■ **What is expected**
Return each entry below word for word, leaving out any image.

....

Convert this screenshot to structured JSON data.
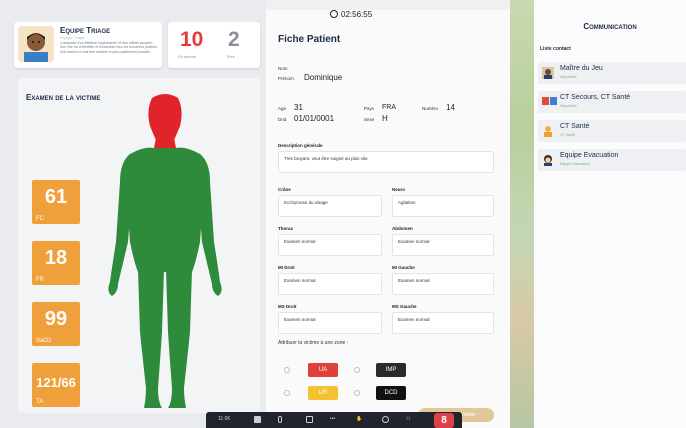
{
  "team": {
    "name": "Equipe Triage",
    "subtitle": "Equipe Triage",
    "description": "Composée d'un Médecin expérimenté et d'un officier pompier. Son rôle est d'identifier et d'examiner tous les nombreux patients. Doit évaluer et doit être réalisée le plus rapidement possible."
  },
  "counters": {
    "waiting_value": "10",
    "waiting_label": "En attente",
    "sorted_value": "2",
    "sorted_label": "Triés"
  },
  "exam": {
    "title": "Examen de la victime",
    "vitals": [
      {
        "value": "61",
        "label": "FC"
      },
      {
        "value": "18",
        "label": "FR"
      },
      {
        "value": "99",
        "label": "SaO2"
      },
      {
        "value": "121/66",
        "label": "TA"
      }
    ],
    "colors": {
      "head": "#e0242a",
      "body": "#2e8b3c",
      "vital_bg": "#f0a03a"
    }
  },
  "timer": "02:56:55",
  "sheet": {
    "title": "Fiche Patient",
    "nom_label": "Nom",
    "prenom_label": "Prénom",
    "prenom": "Dominique",
    "age_label": "Age",
    "age": "31",
    "pays_label": "Pays",
    "pays": "FRA",
    "numero_label": "Numéro",
    "numero": "14",
    "ddn_label": "Dnd",
    "ddn": "01/01/0001",
    "sexe_label": "Sexe",
    "sexe": "H",
    "description_label": "Description générale",
    "description": "Très bruyant, veut être soigné au plus vite",
    "fields": [
      {
        "label": "Crâne",
        "value": "Ecchymose du visage"
      },
      {
        "label": "Neuro",
        "value": "Agitation"
      },
      {
        "label": "Thorax",
        "value": "Examen normal"
      },
      {
        "label": "Abdomen",
        "value": "Examen normal"
      },
      {
        "label": "MI Droit",
        "value": "Examen normal"
      },
      {
        "label": "MI Gauche",
        "value": "Examen normal"
      },
      {
        "label": "MS Droit",
        "value": "Examen normal"
      },
      {
        "label": "MS Gauche",
        "value": "Examen normal"
      }
    ],
    "zone_label": "Attribuer la victime à une zone :",
    "zones": [
      {
        "label": "UA",
        "color": "#e0403a"
      },
      {
        "label": "IMP",
        "color": "#2a2a2a"
      },
      {
        "label": "UR",
        "color": "#f2c230"
      },
      {
        "label": "DCD",
        "color": "#111111"
      }
    ],
    "validate": "Valider"
  },
  "toolbar": {
    "time": "11:06",
    "end_label": "8"
  },
  "communication": {
    "title": "Communication",
    "list_title": "Liste contact",
    "contacts": [
      {
        "name": "Maître du Jeu",
        "status": "Disponible",
        "icon": "person-icon"
      },
      {
        "name": "CT Secours, CT Santé",
        "status": "Disponible",
        "icon": "group-icon"
      },
      {
        "name": "CT Santé",
        "status": "CT Santé",
        "icon": "medic-icon"
      },
      {
        "name": "Equipe Evacuation",
        "status": "Equipe Evacuation",
        "icon": "evacuation-icon"
      }
    ]
  }
}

....

■ **Finished task**
Convert this screenshot to structured JSON data.
{
  "team": {
    "name": "Equipe Triage",
    "subtitle": "Equipe Triage",
    "description": "Composée d'un Médecin expérimenté et d'un officier pompier. Son rôle est d'identifier et d'examiner tous les nombreux patients. Doit évaluer et doit être réalisée le plus rapidement possible."
  },
  "counters": {
    "waiting_value": "10",
    "waiting_label": "En attente",
    "sorted_value": "2",
    "sorted_label": "Triés"
  },
  "exam": {
    "title": "Examen de la victime",
    "vitals": [
      {
        "value": "61",
        "label": "FC"
      },
      {
        "value": "18",
        "label": "FR"
      },
      {
        "value": "99",
        "label": "SaO2"
      },
      {
        "value": "121/66",
        "label": "TA"
      }
    ],
    "colors": {
      "head": "#e0242a",
      "body": "#2e8b3c",
      "vital_bg": "#f0a03a"
    }
  },
  "timer": "02:56:55",
  "sheet": {
    "title": "Fiche Patient",
    "nom_label": "Nom",
    "prenom_label": "Prénom",
    "prenom": "Dominique",
    "age_label": "Age",
    "age": "31",
    "pays_label": "Pays",
    "pays": "FRA",
    "numero_label": "Numéro",
    "numero": "14",
    "ddn_label": "Dnd",
    "ddn": "01/01/0001",
    "sexe_label": "Sexe",
    "sexe": "H",
    "description_label": "Description générale",
    "description": "Très bruyant, veut être soigné au plus vite",
    "fields": [
      {
        "label": "Crâne",
        "value": "Ecchymose du visage"
      },
      {
        "label": "Neuro",
        "value": "Agitation"
      },
      {
        "label": "Thorax",
        "value": "Examen normal"
      },
      {
        "label": "Abdomen",
        "value": "Examen normal"
      },
      {
        "label": "MI Droit",
        "value": "Examen normal"
      },
      {
        "label": "MI Gauche",
        "value": "Examen normal"
      },
      {
        "label": "MS Droit",
        "value": "Examen normal"
      },
      {
        "label": "MS Gauche",
        "value": "Examen normal"
      }
    ],
    "zone_label": "Attribuer la victime à une zone :",
    "zones": [
      {
        "label": "UA",
        "color": "#e0403a"
      },
      {
        "label": "IMP",
        "color": "#2a2a2a"
      },
      {
        "label": "UR",
        "color": "#f2c230"
      },
      {
        "label": "DCD",
        "color": "#111111"
      }
    ],
    "validate": "Valider"
  },
  "toolbar": {
    "time": "11:06",
    "end_label": "8"
  },
  "communication": {
    "title": "Communication",
    "list_title": "Liste contact",
    "contacts": [
      {
        "name": "Maître du Jeu",
        "status": "Disponible",
        "icon": "person-icon"
      },
      {
        "name": "CT Secours, CT Santé",
        "status": "Disponible",
        "icon": "group-icon"
      },
      {
        "name": "CT Santé",
        "status": "CT Santé",
        "icon": "medic-icon"
      },
      {
        "name": "Equipe Evacuation",
        "status": "Equipe Evacuation",
        "icon": "evacuation-icon"
      }
    ]
  }
}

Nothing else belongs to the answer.